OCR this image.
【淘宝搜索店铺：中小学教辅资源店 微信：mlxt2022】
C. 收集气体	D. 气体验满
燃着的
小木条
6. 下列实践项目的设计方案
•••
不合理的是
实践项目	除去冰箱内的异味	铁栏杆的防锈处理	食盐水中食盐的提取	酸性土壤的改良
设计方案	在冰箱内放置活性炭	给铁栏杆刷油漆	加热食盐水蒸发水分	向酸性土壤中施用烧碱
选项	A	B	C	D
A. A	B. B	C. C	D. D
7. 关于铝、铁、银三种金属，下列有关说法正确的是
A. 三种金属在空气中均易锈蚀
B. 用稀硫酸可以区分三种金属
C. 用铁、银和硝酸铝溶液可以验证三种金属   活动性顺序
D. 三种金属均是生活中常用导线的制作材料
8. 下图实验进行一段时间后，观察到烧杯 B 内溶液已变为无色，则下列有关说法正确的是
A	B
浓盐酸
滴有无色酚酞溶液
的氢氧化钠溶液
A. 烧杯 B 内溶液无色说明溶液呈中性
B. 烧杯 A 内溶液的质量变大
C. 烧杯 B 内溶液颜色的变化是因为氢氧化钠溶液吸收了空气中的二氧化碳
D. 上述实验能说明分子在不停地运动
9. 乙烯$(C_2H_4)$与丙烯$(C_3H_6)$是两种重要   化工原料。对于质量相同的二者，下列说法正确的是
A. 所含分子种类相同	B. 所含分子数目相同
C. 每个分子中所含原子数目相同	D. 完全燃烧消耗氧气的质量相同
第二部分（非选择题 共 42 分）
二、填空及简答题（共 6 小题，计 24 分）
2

•••••

# Direction
Give the listing again, word for word.

# Worked solution
OCR this image.
【淘宝搜索店铺：中小学教辅资源店 微信：mlxt2022】
C. 收集气体	D. 气体验满
燃着的
小木条
6. 下列实践项目的设计方案
•••
不合理的是
实践项目	除去冰箱内的异味	铁栏杆的防锈处理	食盐水中食盐的提取	酸性土壤的改良
设计方案	在冰箱内放置活性炭	给铁栏杆刷油漆	加热食盐水蒸发水分	向酸性土壤中施用烧碱
选项	A	B	C	D
A. A	B. B	C. C	D. D
7. 关于铝、铁、银三种金属，下列有关说法正确的是
A. 三种金属在空气中均易锈蚀
B. 用稀硫酸可以区分三种金属
C. 用铁、银和硝酸铝溶液可以验证三种金属   活动性顺序
D. 三种金属均是生活中常用导线的制作材料
8. 下图实验进行一段时间后，观察到烧杯 B 内溶液已变为无色，则下列有关说法正确的是
A	B
浓盐酸
滴有无色酚酞溶液
的氢氧化钠溶液
A. 烧杯 B 内溶液无色说明溶液呈中性
B. 烧杯 A 内溶液的质量变大
C. 烧杯 B 内溶液颜色的变化是因为氢氧化钠溶液吸收了空气中的二氧化碳
D. 上述实验能说明分子在不停地运动
9. 乙烯$(C_2H_4)$与丙烯$(C_3H_6)$是两种重要   化工原料。对于质量相同的二者，下列说法正确的是
A. 所含分子种类相同	B. 所含分子数目相同
C. 每个分子中所含原子数目相同	D. 完全燃烧消耗氧气的质量相同
第二部分（非选择题 共 42 分）
二、填空及简答题（共 6 小题，计 24 分）
2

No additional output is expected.